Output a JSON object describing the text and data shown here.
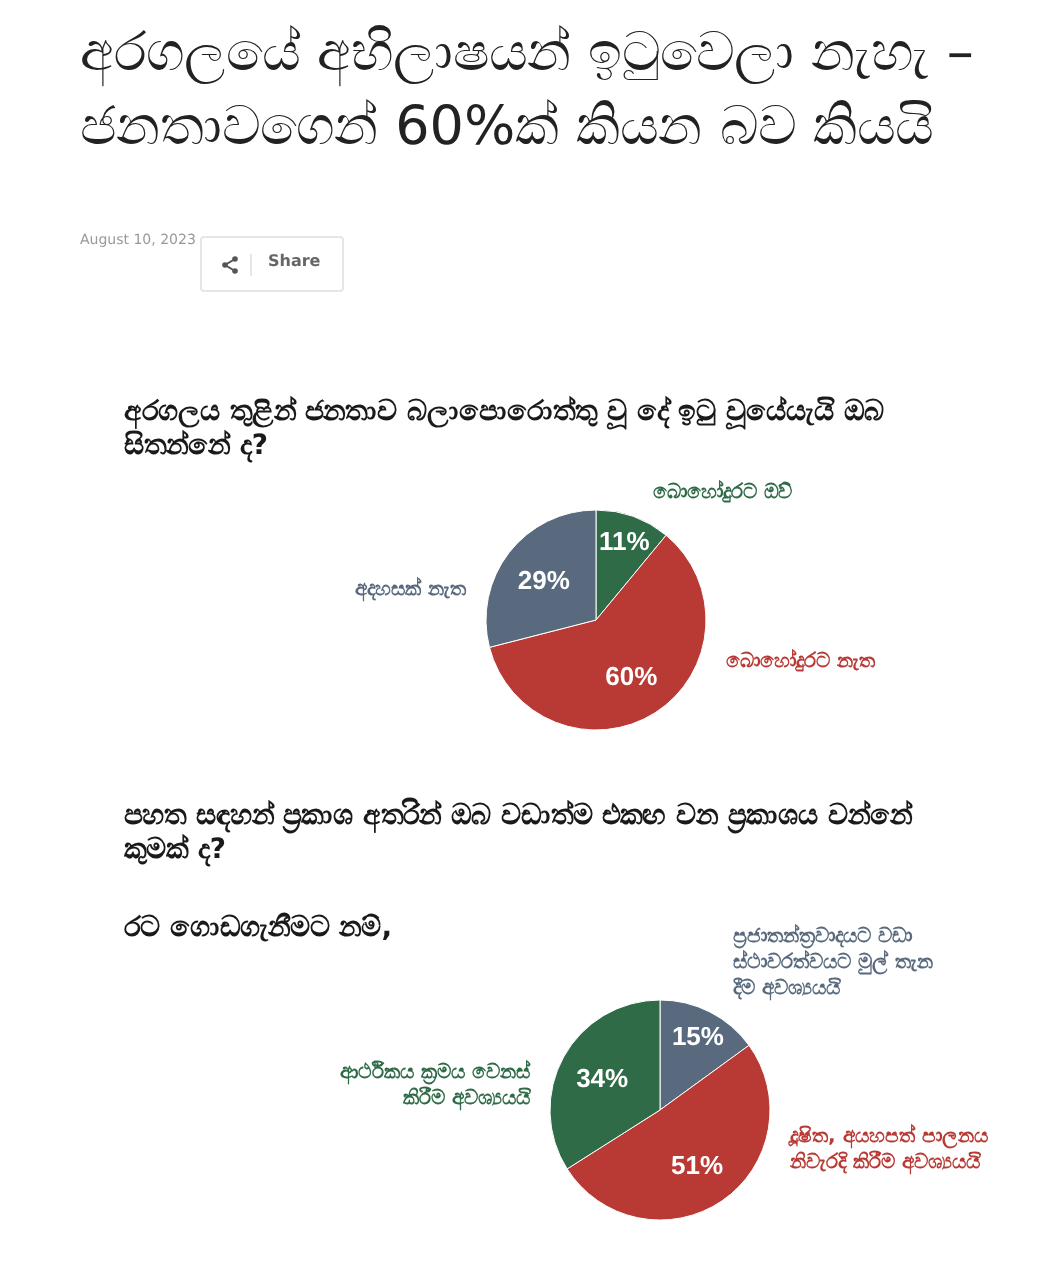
{
  "chart_data": [
    {
      "type": "other",
      "title": "අරගලයේ අභිලාෂයන් ඉටුවෙලා නැහැ – ජනතාවගෙන් 60%ක් කියන බව කියයි",
      "annotations": [
        "August 10, 2023",
        "Share"
      ]
    },
    {
      "type": "pie",
      "title": "අරගලය තුළින් ජනතාව බලාපොරොත්තු වූ දේ ඉටු වූයේයැයි ඔබ සිතන්නේ ද?",
      "categories": [
        "බොහෝදුරට ඔව්",
        "බොහෝදුරට නැත",
        "අදහසක් නැත"
      ],
      "values": [
        11,
        60,
        29
      ],
      "value_labels": [
        "11%",
        "60%",
        "29%"
      ],
      "colors": [
        "#2f6b47",
        "#b93a35",
        "#596a7e"
      ]
    },
    {
      "type": "pie",
      "title": "පහත සඳහන් ප්‍රකාශ අතරින් ඔබ වඩාත්ම එකඟ වන ප්‍රකාශය වන්නේ කුමක් ද?",
      "subtitle": "රට ගොඩගැනීමට නම්,",
      "categories": [
        "ප්‍රජාතන්ත්‍රවාදයට වඩා ස්ථාවරත්වයට මුල් තැන දීම අවශ්‍යයයි",
        "දූෂිත, අයහපත් පාලනය නිවැරදි කිරීම අවශ්‍යයයි",
        "ආර්ථිකය ක්‍රමය වෙනස් කිරීම අවශ්‍යයයි"
      ],
      "values": [
        15,
        51,
        34
      ],
      "value_labels": [
        "15%",
        "51%",
        "34%"
      ],
      "colors": [
        "#596a7e",
        "#b93a35",
        "#2f6b47"
      ]
    }
  ]
}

# # #

▶ Aim
Excluding the pictures, reproduce every entry exactly as given.

▶ Answer
Output a JSON object describing the text and data shown here.
{
  "chart_data": [
    {
      "type": "other",
      "title": "අරගලයේ අභිලාෂයන් ඉටුවෙලා නැහැ – ජනතාවගෙන් 60%ක් කියන බව කියයි",
      "annotations": [
        "August 10, 2023",
        "Share"
      ]
    },
    {
      "type": "pie",
      "title": "අරගලය තුළින් ජනතාව බලාපොරොත්තු වූ දේ ඉටු වූයේයැයි ඔබ සිතන්නේ ද?",
      "categories": [
        "බොහෝදුරට ඔව්",
        "බොහෝදුරට නැත",
        "අදහසක් නැත"
      ],
      "values": [
        11,
        60,
        29
      ],
      "value_labels": [
        "11%",
        "60%",
        "29%"
      ],
      "colors": [
        "#2f6b47",
        "#b93a35",
        "#596a7e"
      ]
    },
    {
      "type": "pie",
      "title": "පහත සඳහන් ප්‍රකාශ අතරින් ඔබ වඩාත්ම එකඟ වන ප්‍රකාශය වන්නේ කුමක් ද?",
      "subtitle": "රට ගොඩගැනීමට නම්,",
      "categories": [
        "ප්‍රජාතන්ත්‍රවාදයට වඩා ස්ථාවරත්වයට මුල් තැන දීම අවශ්‍යයයි",
        "දූෂිත, අයහපත් පාලනය නිවැරදි කිරීම අවශ්‍යයයි",
        "ආර්ථිකය ක්‍රමය වෙනස් කිරීම අවශ්‍යයයි"
      ],
      "values": [
        15,
        51,
        34
      ],
      "value_labels": [
        "15%",
        "51%",
        "34%"
      ],
      "colors": [
        "#596a7e",
        "#b93a35",
        "#2f6b47"
      ]
    }
  ]
}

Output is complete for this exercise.